> _The request_
What is the number of lines in the entries below that include the word "GmbH"? Provide the number only.

> _The records_
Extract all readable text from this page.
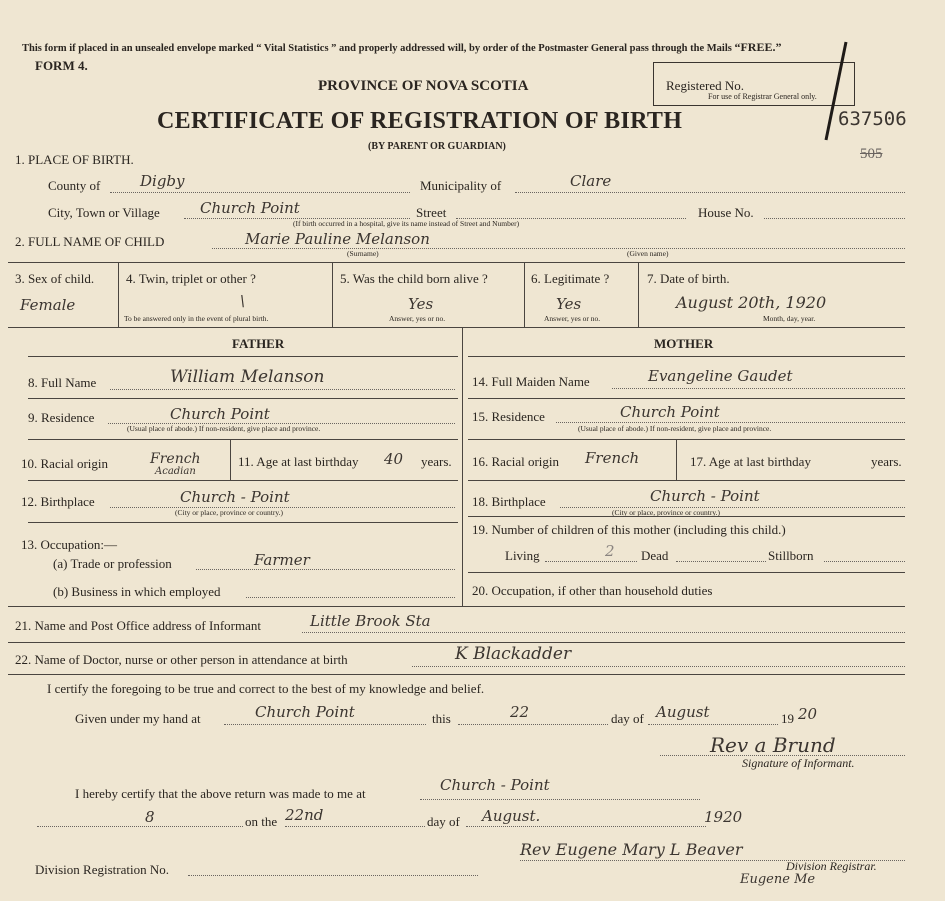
This form if placed in an unsealed envelope marked “ Vital Statistics ” and properly addressed will, by order of the Postmaster General pass through the Mails “FREE.”
FORM 4.
PROVINCE OF NOVA SCOTIA
CERTIFICATE OF REGISTRATION OF BIRTH
(BY PARENT OR GUARDIAN)
Registered No.
For use of Registrar General only.
637506
505
1. PLACE OF BIRTH.
County of	Digby	Municipality of	Clare
City, Town or Village	Church Point	Street
(If birth occurred in a hospital, give its name instead of Street and Number)
House No.
2. FULL NAME OF CHILD	Marie Pauline Melanson
(Surname)	(Given name)
3. Sex of child.
Female
4. Twin, triplet or other ?
\
To be answered only in the event of plural birth.
5. Was the child born alive ?
Yes
Answer, yes or no.
6. Legitimate ?
Yes
Answer, yes or no.
7. Date of birth.
August 20th, 1920
Month, day, year.
FATHER	MOTHER
8. Full Name	William Melanson
9. Residence	Church Point
(Usual place of abode.) If non-resident, give place and province.
10. Racial origin	French
Acadian
11. Age at last birthday 40 years.
12. Birthplace	Church - Point
(City or place, province or country.)
13. Occupation:—
(a) Trade or profession	Farmer
(b) Business in which employed
14. Full Maiden Name	Evangeline Gaudet
15. Residence	Church Point
(Usual place of abode.) If non-resident, give place and province.
16. Racial origin French	17. Age at last birthday	years.
18. Birthplace	Church - Point
(City or place, province or country.)
19. Number of children of this mother (including this child.)
Living	2 Dead	Stillborn
20. Occupation, if other than household duties
21. Name and Post Office address of Informant	Little Brook Sta
22. Name of Doctor, nurse or other person in attendance at birth	K Blackadder
I certify the foregoing to be true and correct to the best of my knowledge and belief.
Given under my hand at	Church Point	this	22	day of August	19 20
Rev a Brund
Signature of Informant.
I hereby certify that the above return was made to me at	Church - Point
8	on the 22nd	day of August.	1920
Rev Eugene Mary L Beaver
Division Registrar.
Division Registration No.
Eugene Me
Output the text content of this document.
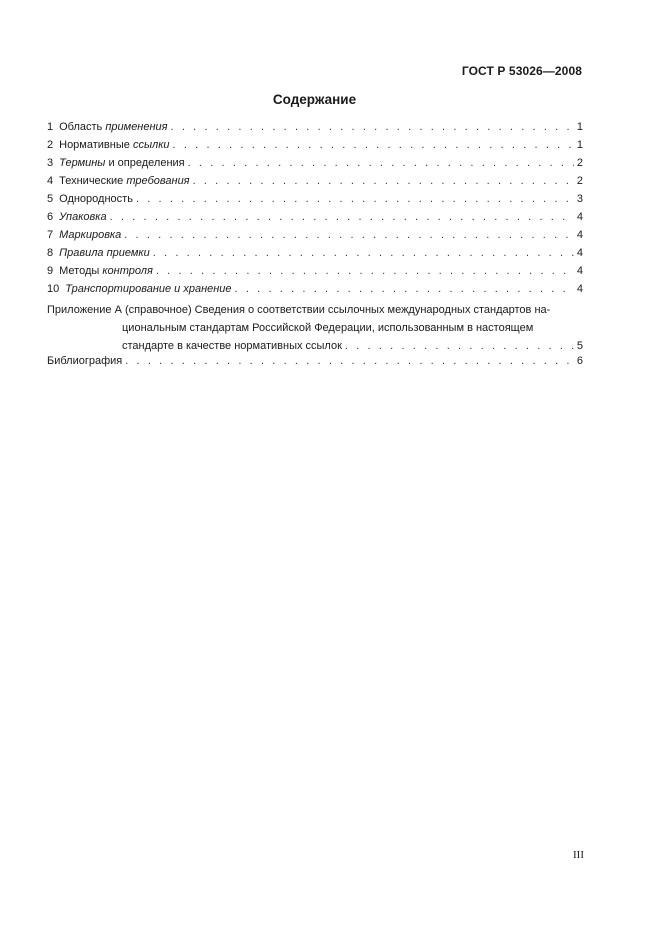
ГОСТ Р 53026—2008
Содержание
1 Область применения . . .	1
2 Нормативные ссылки . . .	1
3 Термины и определения . . .	2
4 Технические требования . . .	2
5 Однородность . . .	3
6 Упаковка . . .	4
7 Маркировка . . .	4
8 Правила приемки . . .	4
9 Методы контроля . . .	4
10 Транспортирование и хранение . . .	4
Приложение А (справочное) Сведения о соответствии ссылочных международных стандартов на-
циональным стандартам Российской Федерации, использованным в настоящем
стандарте в качестве нормативных ссылок . . .	5
Библиография . . .	6
III
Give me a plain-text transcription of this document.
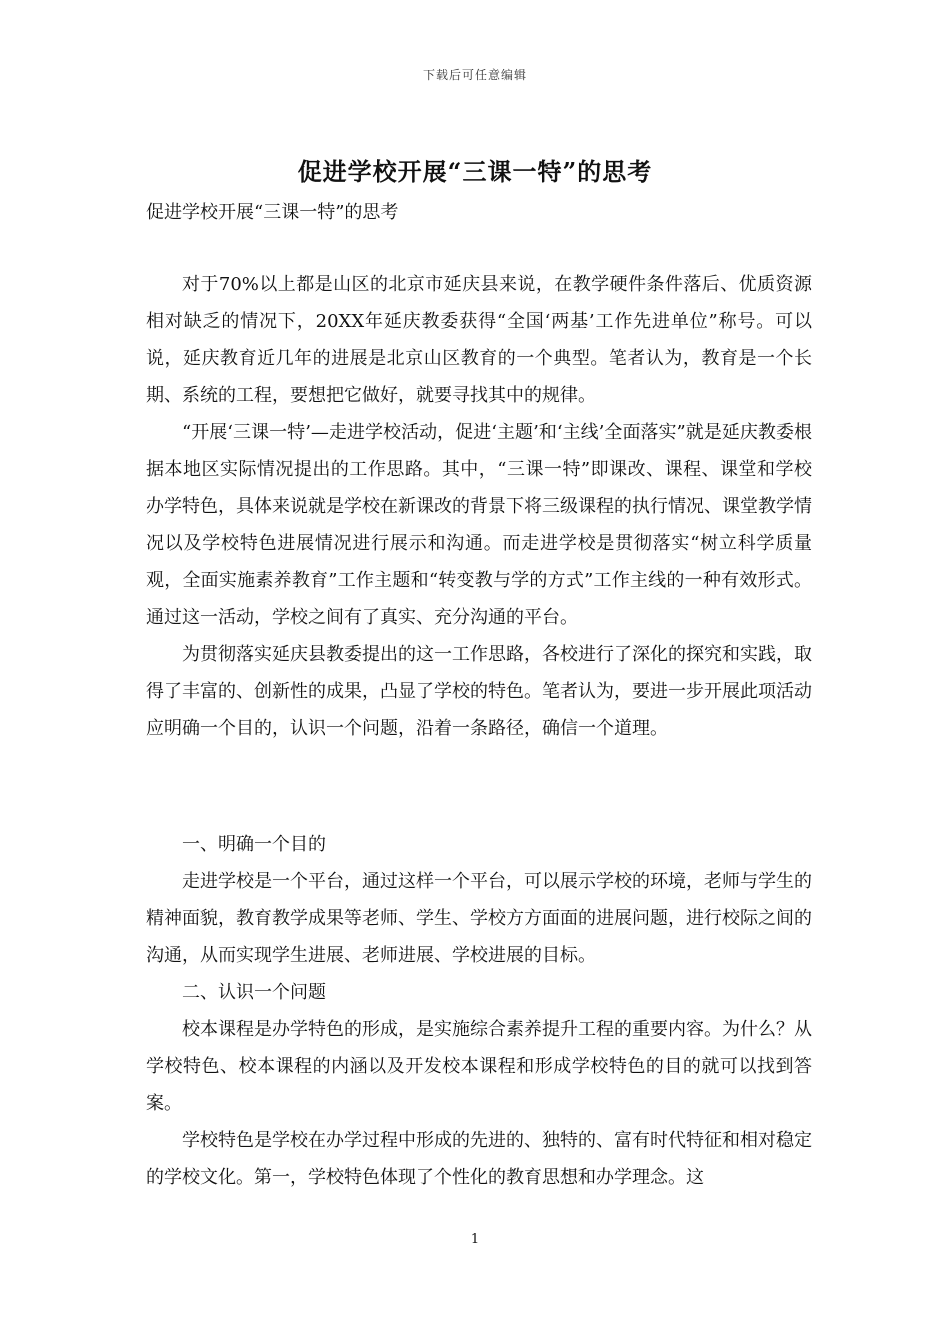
下载后可任意编辑
促进学校开展“三课一特”的思考
促进学校开展“三课一特”的思考

对于70%以上都是山区的北京市延庆县来说，在教学硬件条件落后、优质资源相对缺乏的情况下，20XX年延庆教委获得“全国‘两基’工作先进单位”称号。可以说，延庆教育近几年的进展是北京山区教育的一个典型。笔者认为，教育是一个长期、系统的工程，要想把它做好，就要寻找其中的规律。

“开展‘三课一特’—走进学校活动，促进‘主题’和‘主线’全面落实”就是延庆教委根据本地区实际情况提出的工作思路。其中，“三课一特”即课改、课程、课堂和学校办学特色，具体来说就是学校在新课改的背景下将三级课程的执行情况、课堂教学情况以及学校特色进展情况进行展示和沟通。而走进学校是贯彻落实“树立科学质量观，全面实施素养教育”工作主题和“转变教与学的方式”工作主线的一种有效形式。通过这一活动，学校之间有了真实、充分沟通的平台。

为贯彻落实延庆县教委提出的这一工作思路，各校进行了深化的探究和实践，取得了丰富的、创新性的成果，凸显了学校的特色。笔者认为，要进一步开展此项活动应明确一个目的，认识一个问题，沿着一条路径，确信一个道理。

一、明确一个目的

走进学校是一个平台，通过这样一个平台，可以展示学校的环境，老师与学生的精神面貌，教育教学成果等老师、学生、学校方方面面的进展问题，进行校际之间的沟通，从而实现学生进展、老师进展、学校进展的目标。

二、认识一个问题

校本课程是办学特色的形成，是实施综合素养提升工程的重要内容。为什么？从学校特色、校本课程的内涵以及开发校本课程和形成学校特色的目的就可以找到答案。

学校特色是学校在办学过程中形成的先进的、独特的、富有时代特征和相对稳定的学校文化。第一，学校特色体现了个性化的教育思想和办学理念。这

1
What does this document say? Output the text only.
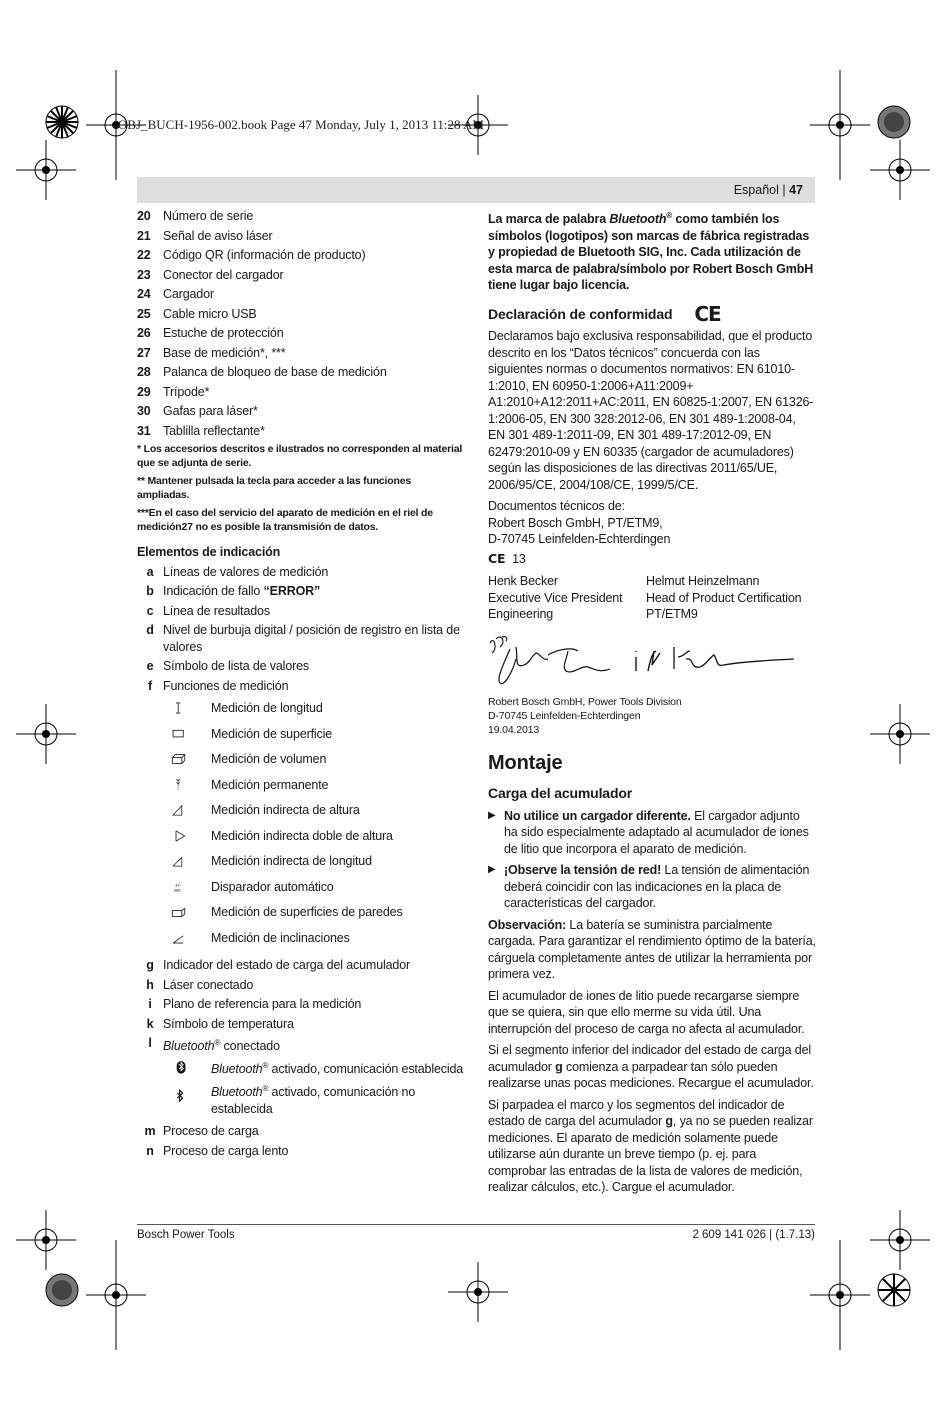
OBJ_BUCH-1956-002.book Page 47 Monday, July 1, 2013 11:28 AM
Español | 47
20 Número de serie
21 Señal de aviso láser
22 Código QR (información de producto)
23 Conector del cargador
24 Cargador
25 Cable micro USB
26 Estuche de protección
27 Base de medición*, ***
28 Palanca de bloqueo de base de medición
29 Trípode*
30 Gafas para láser*
31 Tablilla reflectante*
* Los accesorios descritos e ilustrados no corresponden al material que se adjunta de serie.
** Mantener pulsada la tecla para acceder a las funciones ampliadas.
***En el caso del servicio del aparato de medición en el riel de medición27 no es posible la transmisión de datos.
Elementos de indicación
a Líneas de valores de medición
b Indicación de fallo “ERROR”
c Línea de resultados
d Nivel de burbuja digital / posición de registro en lista de valores
e Símbolo de lista de valores
f Funciones de medición
Medición de longitud
Medición de superficie
Medición de volumen
Medición permanente
Medición indirecta de altura
Medición indirecta doble de altura
Medición indirecta de longitud
+/-
sec Disparador automático
Medición de superficies de paredes
Medición de inclinaciones
g Indicador del estado de carga del acumulador
h Láser conectado
i Plano de referencia para la medición
k Símbolo de temperatura
l Bluetooth® conectado
Bluetooth® activado, comunicación establecida
Bluetooth® activado, comunicación no establecida
m Proceso de carga
n Proceso de carga lento

La marca de palabra Bluetooth® como también los símbolos (logotipos) son marcas de fábrica registradas y propiedad de Bluetooth SIG, Inc. Cada utilización de esta marca de palabra/símbolo por Robert Bosch GmbH tiene lugar bajo licencia.

Declaración de conformidad CE

Declaramos bajo exclusiva responsabilidad, que el producto descrito en los “Datos técnicos” concuerda con las siguientes normas o documentos normativos: EN 61010-1:2010, EN 60950-1:2006+A11:2009+ A1:2010+A12:2011+AC:2011, EN 60825-1:2007, EN 61326-1:2006-05, EN 300 328:2012-06, EN 301 489-1:2008-04, EN 301 489-1:2011-09, EN 301 489-17:2012-09, EN 62479:2010-09 y EN 60335 (cargador de acumuladores) según las disposiciones de las directivas 2011/65/UE, 2006/95/CE, 2004/108/CE, 1999/5/CE.

Documentos técnicos de:
Robert Bosch GmbH, PT/ETM9,
D-70745 Leinfelden-Echterdingen

CE 13
Henk Becker
Executive Vice President
Engineering
Helmut Heinzelmann
Head of Product Certification
PT/ETM9
Robert Bosch GmbH, Power Tools Division
D-70745 Leinfelden-Echterdingen
19.04.2013
Montaje
Carga del acumulador
▶ No utilice un cargador diferente. El cargador adjunto ha sido especialmente adaptado al acumulador de iones de litio que incorpora el aparato de medición.
▶ ¡Observe la tensión de red! La tensión de alimentación deberá coincidir con las indicaciones en la placa de características del cargador.

Observación: La batería se suministra parcialmente cargada. Para garantizar el rendimiento óptimo de la batería, cárguela completamente antes de utilizar la herramienta por primera vez.

El acumulador de iones de litio puede recargarse siempre que se quiera, sin que ello merme su vida útil. Una interrupción del proceso de carga no afecta al acumulador.

Si el segmento inferior del indicador del estado de carga del acumulador g comienza a parpadear tan sólo pueden realizarse unas pocas mediciones. Recargue el acumulador.

Si parpadea el marco y los segmentos del indicador de estado de carga del acumulador g, ya no se pueden realizar mediciones. El aparato de medición solamente puede utilizarse aún durante un breve tiempo (p. ej. para comprobar las entradas de la lista de valores de medición, realizar cálculos, etc.). Cargue el acumulador.

Bosch Power Tools	2 609 141 026 | (1.7.13)
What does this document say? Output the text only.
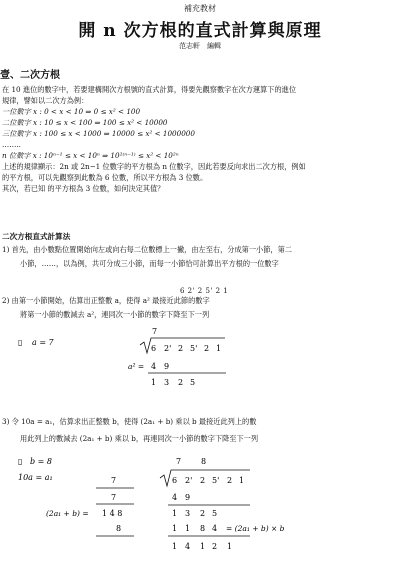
補充教材
開 n 次方根的直式計算與原理
范志軒　編輯
壹、二次方根
在 10 進位的數字中，若要建構開次方根號的直式計算，得要先觀察數字在次方運算下的進位
規律，譬如以二次方為例：
一位數字 x : 0 < x < 10 ⇒ 0 ≤ x² < 100
二位數字 x : 10 ≤ x < 100 ⇒ 100 ≤ x² < 10000
三位數字 x : 100 ≤ x < 1000 ⇒ 10000 ≤ x² < 1000000
……..
n 位數字 x : 10ⁿ⁻¹ ≤ x < 10ⁿ ⇒ 10²⁽ⁿ⁻¹⁾ ≤ x² < 10²ⁿ
上述的規律顯示：2n 或 2n−1 位數字的平方根為 n 位數字，因此若要反向求出二次方根，例如
的平方根，可以先觀察到此數為 6 位數，所以平方根為 3 位數。
其次，若已知 的平方根為 3 位數，如何決定其值？
二次方根直式計算法
1) 首先，由小數點位置開始向左或向右每二位數標上一撇，由左至右，分成第一小節，第二
小節，……，以為例，共可分成三小節，而每一小節恰可計算出平方根的一位數字
6 2' 2 5' 2 1
2) 由第一小節開始，估算出正整數 a，使得 a² 最接近此節的數字
將第一小節的數減去 a²，連同次一小節的數字下降至下一列
▯ a = 7
7
6 2' 2 5' 2 1
a² = 4 9
1 3 2 5
3) 令 10a = a₁，估算求出正整數 b，使得 (2a₁ + b) 乘以 b 最接近此列上的數
用此列上的數減去 (2a₁ + b) 乘以 b，再連同次一小節的數字下降至下一列
▯ b = 8
10a = a₁
7 8
6 2' 2 5' 2 1
7
7
(2a₁ + b) = 1 4 8
8
4 9
1 3 2 5
1 1 8 4 = (2a₁ + b) × b
1 4 1 2 1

> _Finished answer_
3